* **STATED PROBLEM**
Copy out all lines that hold "Please".
[begin RECORDS SHOWN]
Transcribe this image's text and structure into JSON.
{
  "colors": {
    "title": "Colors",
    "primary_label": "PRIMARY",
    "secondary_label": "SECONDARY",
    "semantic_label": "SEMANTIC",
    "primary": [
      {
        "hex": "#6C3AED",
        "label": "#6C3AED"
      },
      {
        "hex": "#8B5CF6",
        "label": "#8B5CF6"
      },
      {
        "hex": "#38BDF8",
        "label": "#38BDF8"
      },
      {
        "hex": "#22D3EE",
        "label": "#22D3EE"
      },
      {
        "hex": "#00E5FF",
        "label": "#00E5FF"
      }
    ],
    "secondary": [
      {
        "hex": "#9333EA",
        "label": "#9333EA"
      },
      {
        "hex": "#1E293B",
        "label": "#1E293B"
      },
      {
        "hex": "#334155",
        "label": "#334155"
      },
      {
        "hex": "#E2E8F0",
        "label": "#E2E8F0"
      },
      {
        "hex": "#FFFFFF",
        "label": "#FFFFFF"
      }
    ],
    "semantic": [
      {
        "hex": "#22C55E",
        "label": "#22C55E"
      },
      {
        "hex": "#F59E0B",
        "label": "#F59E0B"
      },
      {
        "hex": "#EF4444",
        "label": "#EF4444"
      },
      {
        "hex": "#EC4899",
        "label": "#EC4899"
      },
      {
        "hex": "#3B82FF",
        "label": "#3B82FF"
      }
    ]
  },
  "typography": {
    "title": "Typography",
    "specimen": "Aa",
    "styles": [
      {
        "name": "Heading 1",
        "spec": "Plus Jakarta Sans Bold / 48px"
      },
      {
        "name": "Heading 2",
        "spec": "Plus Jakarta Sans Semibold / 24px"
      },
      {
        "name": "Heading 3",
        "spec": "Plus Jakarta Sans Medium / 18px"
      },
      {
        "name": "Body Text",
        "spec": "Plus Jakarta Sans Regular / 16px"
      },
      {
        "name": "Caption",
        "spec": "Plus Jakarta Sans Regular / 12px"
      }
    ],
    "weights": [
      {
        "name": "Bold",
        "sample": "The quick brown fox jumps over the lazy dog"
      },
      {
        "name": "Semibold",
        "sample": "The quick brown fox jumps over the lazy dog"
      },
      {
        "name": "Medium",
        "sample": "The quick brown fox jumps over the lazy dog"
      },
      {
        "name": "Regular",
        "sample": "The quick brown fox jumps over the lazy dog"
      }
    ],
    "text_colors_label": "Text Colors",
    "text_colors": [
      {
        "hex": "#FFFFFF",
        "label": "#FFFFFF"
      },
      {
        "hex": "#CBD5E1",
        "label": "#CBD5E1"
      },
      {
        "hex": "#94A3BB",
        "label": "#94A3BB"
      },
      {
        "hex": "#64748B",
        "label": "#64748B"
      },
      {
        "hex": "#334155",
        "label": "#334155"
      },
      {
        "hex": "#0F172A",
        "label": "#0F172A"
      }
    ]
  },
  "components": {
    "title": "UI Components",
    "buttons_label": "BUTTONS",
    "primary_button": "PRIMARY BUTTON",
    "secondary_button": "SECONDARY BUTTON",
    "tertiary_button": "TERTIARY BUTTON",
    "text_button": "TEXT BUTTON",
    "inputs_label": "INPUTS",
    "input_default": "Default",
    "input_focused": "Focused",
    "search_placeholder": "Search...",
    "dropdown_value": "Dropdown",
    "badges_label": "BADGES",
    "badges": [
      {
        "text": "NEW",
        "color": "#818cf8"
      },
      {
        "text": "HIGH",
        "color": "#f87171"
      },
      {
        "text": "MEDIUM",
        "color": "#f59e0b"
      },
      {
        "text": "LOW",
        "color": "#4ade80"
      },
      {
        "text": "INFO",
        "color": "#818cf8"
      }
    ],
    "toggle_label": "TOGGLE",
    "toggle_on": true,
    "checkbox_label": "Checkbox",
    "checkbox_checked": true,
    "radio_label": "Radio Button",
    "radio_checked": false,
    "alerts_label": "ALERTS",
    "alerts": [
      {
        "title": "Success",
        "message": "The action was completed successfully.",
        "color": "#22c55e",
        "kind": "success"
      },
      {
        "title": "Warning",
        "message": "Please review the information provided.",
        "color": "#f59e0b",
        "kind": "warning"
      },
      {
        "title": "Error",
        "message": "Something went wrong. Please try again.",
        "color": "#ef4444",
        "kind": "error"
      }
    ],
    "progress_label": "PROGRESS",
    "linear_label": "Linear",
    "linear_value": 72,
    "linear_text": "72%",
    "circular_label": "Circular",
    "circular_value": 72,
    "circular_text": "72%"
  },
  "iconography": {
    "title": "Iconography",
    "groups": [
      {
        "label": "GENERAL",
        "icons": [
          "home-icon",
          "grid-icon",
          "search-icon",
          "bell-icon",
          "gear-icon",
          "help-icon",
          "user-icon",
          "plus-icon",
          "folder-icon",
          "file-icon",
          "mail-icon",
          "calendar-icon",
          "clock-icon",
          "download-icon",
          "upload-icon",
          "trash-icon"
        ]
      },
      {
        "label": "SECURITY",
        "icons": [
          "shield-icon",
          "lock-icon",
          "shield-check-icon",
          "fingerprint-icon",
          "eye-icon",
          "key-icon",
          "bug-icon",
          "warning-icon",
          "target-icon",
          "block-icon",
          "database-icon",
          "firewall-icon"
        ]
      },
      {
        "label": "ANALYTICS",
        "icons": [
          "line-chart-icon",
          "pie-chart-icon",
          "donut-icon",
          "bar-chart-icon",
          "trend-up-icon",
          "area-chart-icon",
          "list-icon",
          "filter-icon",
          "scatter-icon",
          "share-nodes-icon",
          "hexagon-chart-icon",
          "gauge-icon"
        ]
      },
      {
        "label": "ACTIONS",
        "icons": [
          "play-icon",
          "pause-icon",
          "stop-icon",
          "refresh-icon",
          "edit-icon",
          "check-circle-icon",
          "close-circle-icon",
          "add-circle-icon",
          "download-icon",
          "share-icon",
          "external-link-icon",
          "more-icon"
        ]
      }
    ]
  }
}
[end RECORDS SHOWN]
* **ANSWER IN FULL**
        "message": "Please review the information provided.",
        "message": "Something went wrong. Please try again.",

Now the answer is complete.